Entries from a dataset:
────────────────────────────────────────

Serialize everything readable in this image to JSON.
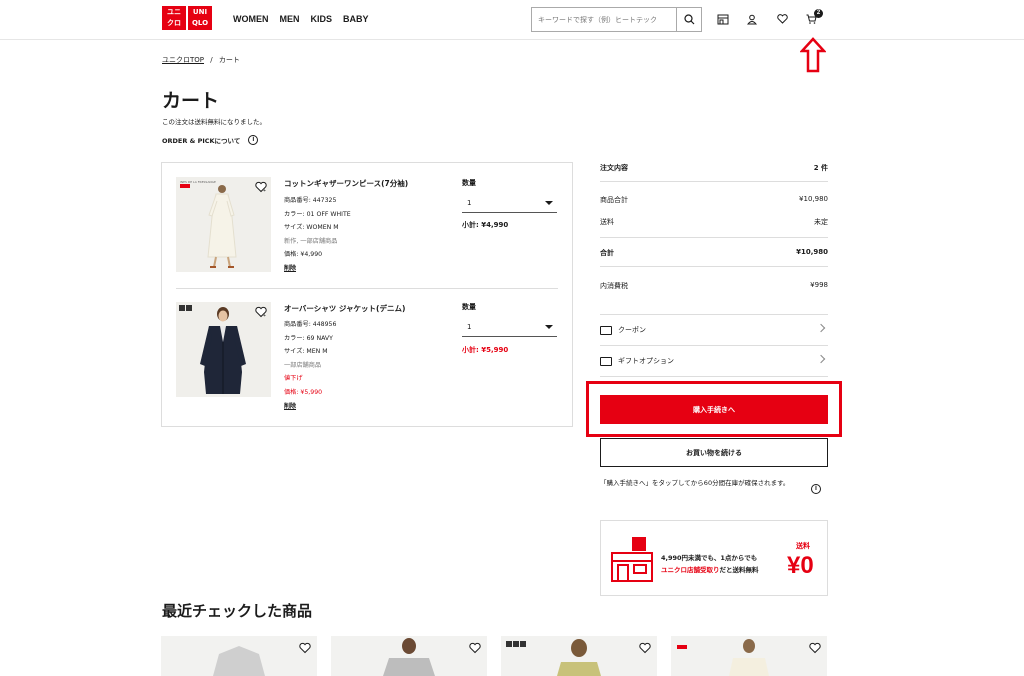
{
  "header": {
    "logo_top": "ユニ",
    "logo_mid": "クロ",
    "logo_top2": "UNI",
    "logo_mid2": "QLO",
    "nav": [
      "WOMEN",
      "MEN",
      "KIDS",
      "BABY"
    ],
    "search_placeholder": "キーワードで探す（例）ヒートテック",
    "cart_count": "2"
  },
  "breadcrumb": {
    "home": "ユニクロTOP",
    "sep": "/",
    "current": "カート"
  },
  "page_title": "カート",
  "free_shipping_note": "この注文は送料無料になりました。",
  "order_pick": "ORDER & PICKについて",
  "items": [
    {
      "name": "コットンギャザーワンピース(7分袖)",
      "product_no": "商品番号: 447325",
      "color": "カラー: 01 OFF WHITE",
      "size": "サイズ: WOMEN M",
      "note": "新作, 一部店舗商品",
      "price": "価格: ¥4,990",
      "delete": "削除",
      "qty_label": "数量",
      "qty": "1",
      "subtotal": "小計: ¥4,990"
    },
    {
      "name": "オーバーシャツ ジャケット(デニム)",
      "product_no": "商品番号: 448956",
      "color": "カラー: 69 NAVY",
      "size": "サイズ: MEN M",
      "note": "一部店舗商品",
      "discount": "値下げ",
      "price": "価格: ¥5,990",
      "delete": "削除",
      "qty_label": "数量",
      "qty": "1",
      "subtotal": "小計: ¥5,990"
    }
  ],
  "summary": {
    "order_label": "注文内容",
    "order_count": "2 件",
    "goods_total_label": "商品合計",
    "goods_total": "¥10,980",
    "shipping_label": "送料",
    "shipping": "未定",
    "total_label": "合計",
    "total": "¥10,980",
    "tax_label": "内消費税",
    "tax": "¥998",
    "coupon": "クーポン",
    "gift": "ギフトオプション",
    "buy_button": "購入手続きへ",
    "continue_button": "お買い物を続ける",
    "reserve_note": "「購入手続きへ」をタップしてから60分間在庫が確保されます。"
  },
  "banner": {
    "line1": "4,990円未満でも、1点からでも",
    "line2_red": "ユニクロ店舗受取り",
    "line2_rest": "だと送料無料",
    "soryo": "送料",
    "zero": "¥0"
  },
  "recent_title": "最近チェックした商品",
  "colors": {
    "brand_red": "#e60012",
    "text": "#1b1b1b"
  }
}
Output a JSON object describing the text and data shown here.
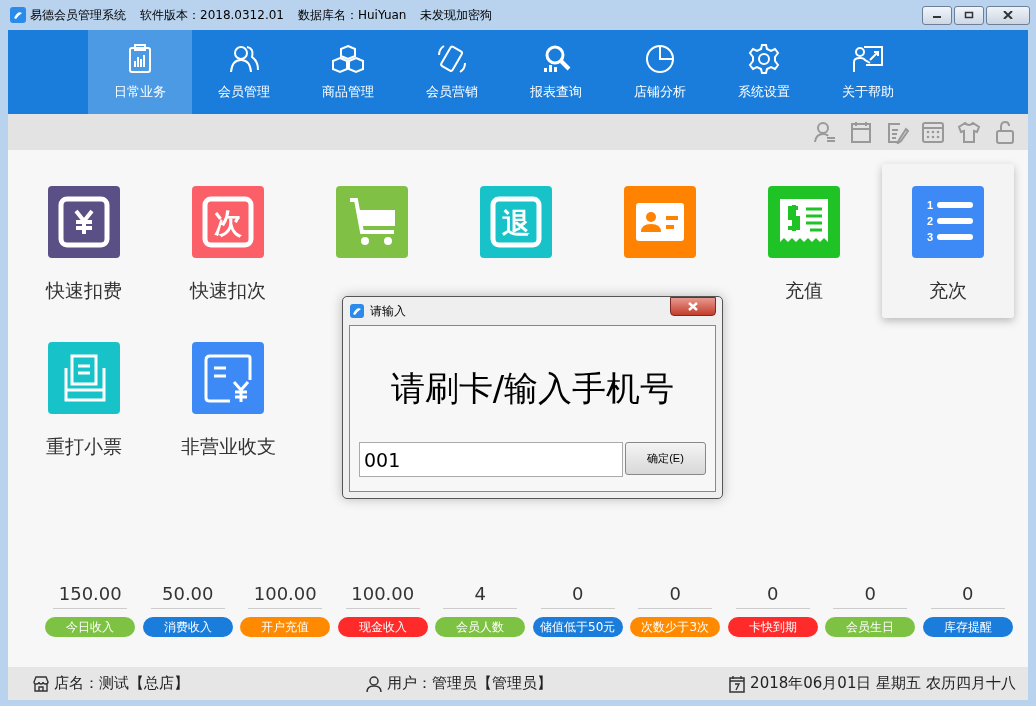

────────────────────────────────────────

- EXERCISE DESCRIPTION
Every record must be copied exactly, with the pictures left out.

- TASK RESULT
Serialize everything readable in this image to JSON.
{
  "header": {
    "logo_top": "ユニ",
    "logo_mid": "クロ",
    "logo_top2": "UNI",
    "logo_mid2": "QLO",
    "nav": [
      "WOMEN",
      "MEN",
      "KIDS",
      "BABY"
    ],
    "search_placeholder": "キーワードで探す（例）ヒートテック",
    "cart_count": "2"
  },
  "breadcrumb": {
    "home": "ユニクロTOP",
    "sep": "/",
    "current": "カート"
  },
  "page_title": "カート",
  "free_shipping_note": "この注文は送料無料になりました。",
  "order_pick": "ORDER & PICKについて",
  "items": [
    {
      "name": "コットンギャザーワンピース(7分袖)",
      "product_no": "商品番号: 447325",
      "color": "カラー: 01 OFF WHITE",
      "size": "サイズ: WOMEN M",
      "note": "新作, 一部店舗商品",
      "price": "価格: ¥4,990",
      "delete": "削除",
      "qty_label": "数量",
      "qty": "1",
      "subtotal": "小計: ¥4,990"
    },
    {
      "name": "オーバーシャツ ジャケット(デニム)",
      "product_no": "商品番号: 448956",
      "color": "カラー: 69 NAVY",
      "size": "サイズ: MEN M",
      "note": "一部店舗商品",
      "discount": "値下げ",
      "price": "価格: ¥5,990",
      "delete": "削除",
      "qty_label": "数量",
      "qty": "1",
      "subtotal": "小計: ¥5,990"
    }
  ],
  "summary": {
    "order_label": "注文内容",
    "order_count": "2 件",
    "goods_total_label": "商品合計",
    "goods_total": "¥10,980",
    "shipping_label": "送料",
    "shipping": "未定",
    "total_label": "合計",
    "total": "¥10,980",
    "tax_label": "内消費税",
    "tax": "¥998",
    "coupon": "クーポン",
    "gift": "ギフトオプション",
    "buy_button": "購入手続きへ",
    "continue_button": "お買い物を続ける",
    "reserve_note": "「購入手続きへ」をタップしてから60分間在庫が確保されます。"
  },
  "banner": {
    "line1": "4,990円未満でも、1点からでも",
    "line2_red": "ユニクロ店舗受取り",
    "line2_rest": "だと送料無料",
    "soryo": "送料",
    "zero": "¥0"
  },
  "recent_title": "最近チェックした商品",
  "colors": {
    "brand_red": "#e60012",
    "text": "#1b1b1b"
  }
}
Output a JSON object describing the text and data shown here.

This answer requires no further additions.